(Entries taken from a collection)
----------------

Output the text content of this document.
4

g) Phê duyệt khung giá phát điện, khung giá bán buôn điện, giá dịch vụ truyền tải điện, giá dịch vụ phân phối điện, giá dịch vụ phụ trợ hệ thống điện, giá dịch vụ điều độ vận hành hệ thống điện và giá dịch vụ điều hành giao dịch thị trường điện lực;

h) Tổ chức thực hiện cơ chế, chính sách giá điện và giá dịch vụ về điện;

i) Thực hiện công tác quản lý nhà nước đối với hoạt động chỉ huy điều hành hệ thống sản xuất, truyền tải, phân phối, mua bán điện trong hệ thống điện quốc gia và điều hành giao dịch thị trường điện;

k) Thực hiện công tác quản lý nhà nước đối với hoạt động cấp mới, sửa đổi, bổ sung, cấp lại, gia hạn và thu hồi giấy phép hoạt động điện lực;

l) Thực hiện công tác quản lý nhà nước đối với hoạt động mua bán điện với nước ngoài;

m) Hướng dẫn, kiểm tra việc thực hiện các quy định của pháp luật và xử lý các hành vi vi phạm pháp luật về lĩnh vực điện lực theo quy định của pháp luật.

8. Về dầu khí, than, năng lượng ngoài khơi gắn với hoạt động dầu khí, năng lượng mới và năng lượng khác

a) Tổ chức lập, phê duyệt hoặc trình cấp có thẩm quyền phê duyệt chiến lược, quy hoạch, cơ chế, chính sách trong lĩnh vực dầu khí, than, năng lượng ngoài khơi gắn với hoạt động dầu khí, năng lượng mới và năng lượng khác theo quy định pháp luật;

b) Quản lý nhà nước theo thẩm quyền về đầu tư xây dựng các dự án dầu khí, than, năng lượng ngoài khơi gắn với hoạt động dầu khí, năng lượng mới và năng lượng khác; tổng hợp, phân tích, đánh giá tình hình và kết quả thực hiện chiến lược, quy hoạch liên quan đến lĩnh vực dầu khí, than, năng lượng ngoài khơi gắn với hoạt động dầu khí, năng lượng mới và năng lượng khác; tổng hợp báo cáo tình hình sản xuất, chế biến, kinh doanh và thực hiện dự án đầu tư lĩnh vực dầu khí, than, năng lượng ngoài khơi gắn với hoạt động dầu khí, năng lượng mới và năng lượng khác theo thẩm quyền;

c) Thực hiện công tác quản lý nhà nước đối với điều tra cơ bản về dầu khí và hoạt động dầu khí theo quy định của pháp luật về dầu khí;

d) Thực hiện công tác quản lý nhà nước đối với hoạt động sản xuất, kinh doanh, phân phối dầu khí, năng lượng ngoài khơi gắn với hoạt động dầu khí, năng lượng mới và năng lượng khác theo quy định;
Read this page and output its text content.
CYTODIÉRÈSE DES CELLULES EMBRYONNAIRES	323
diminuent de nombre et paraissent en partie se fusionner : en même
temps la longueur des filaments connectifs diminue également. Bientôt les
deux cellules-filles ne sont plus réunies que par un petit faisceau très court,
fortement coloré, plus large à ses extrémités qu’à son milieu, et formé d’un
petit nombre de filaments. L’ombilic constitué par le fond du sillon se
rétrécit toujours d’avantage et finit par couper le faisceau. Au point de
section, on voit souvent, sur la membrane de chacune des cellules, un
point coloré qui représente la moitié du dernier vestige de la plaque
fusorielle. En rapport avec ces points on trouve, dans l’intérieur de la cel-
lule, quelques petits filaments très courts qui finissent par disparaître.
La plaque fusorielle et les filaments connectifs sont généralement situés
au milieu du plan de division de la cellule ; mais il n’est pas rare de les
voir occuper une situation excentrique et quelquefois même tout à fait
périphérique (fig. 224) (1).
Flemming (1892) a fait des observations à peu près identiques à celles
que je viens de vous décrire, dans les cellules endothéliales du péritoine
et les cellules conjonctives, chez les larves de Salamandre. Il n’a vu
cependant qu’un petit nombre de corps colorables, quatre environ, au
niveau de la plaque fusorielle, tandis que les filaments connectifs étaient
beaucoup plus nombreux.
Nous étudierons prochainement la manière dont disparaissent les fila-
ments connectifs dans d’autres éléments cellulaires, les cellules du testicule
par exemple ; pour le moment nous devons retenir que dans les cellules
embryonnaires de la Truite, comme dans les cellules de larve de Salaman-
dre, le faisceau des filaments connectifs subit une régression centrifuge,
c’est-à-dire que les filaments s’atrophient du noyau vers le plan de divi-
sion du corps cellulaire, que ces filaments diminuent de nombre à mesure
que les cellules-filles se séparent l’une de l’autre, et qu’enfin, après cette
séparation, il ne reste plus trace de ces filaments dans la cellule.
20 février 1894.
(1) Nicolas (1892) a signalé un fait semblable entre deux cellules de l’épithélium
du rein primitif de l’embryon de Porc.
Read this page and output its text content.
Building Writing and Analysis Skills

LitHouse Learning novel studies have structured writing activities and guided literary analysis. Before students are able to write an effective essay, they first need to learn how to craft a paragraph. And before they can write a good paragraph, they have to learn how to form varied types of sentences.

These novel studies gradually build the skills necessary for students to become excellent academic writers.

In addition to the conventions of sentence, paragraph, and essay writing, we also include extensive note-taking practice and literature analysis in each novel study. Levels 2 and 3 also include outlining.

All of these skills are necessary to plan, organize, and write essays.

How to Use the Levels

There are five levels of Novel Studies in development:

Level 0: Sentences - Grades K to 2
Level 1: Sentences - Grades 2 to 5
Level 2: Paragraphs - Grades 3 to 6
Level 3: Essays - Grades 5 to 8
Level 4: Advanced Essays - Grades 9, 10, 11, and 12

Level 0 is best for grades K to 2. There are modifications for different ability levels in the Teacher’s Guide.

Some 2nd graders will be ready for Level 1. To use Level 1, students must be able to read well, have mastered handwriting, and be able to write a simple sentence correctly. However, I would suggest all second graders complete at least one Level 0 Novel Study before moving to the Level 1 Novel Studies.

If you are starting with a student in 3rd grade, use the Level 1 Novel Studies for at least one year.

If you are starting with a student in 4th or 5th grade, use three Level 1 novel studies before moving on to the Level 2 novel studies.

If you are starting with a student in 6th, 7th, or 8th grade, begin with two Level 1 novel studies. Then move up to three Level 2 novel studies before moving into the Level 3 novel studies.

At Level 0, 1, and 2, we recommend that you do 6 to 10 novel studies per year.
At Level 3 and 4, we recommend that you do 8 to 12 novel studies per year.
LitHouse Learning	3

----------------

● **WHAT YOU ARE ASKED TO DO**
Go through the material and select each line with the string "fusorielle" in it.

● **TASK ANSWER**
fusorielle. En rapport avec ces points on trouve, dans l’intérieur de la cel-
La plaque fusorielle et les filaments connectifs sont généralement situés
niveau de la plaque fusorielle, tandis que les filaments connectifs étaient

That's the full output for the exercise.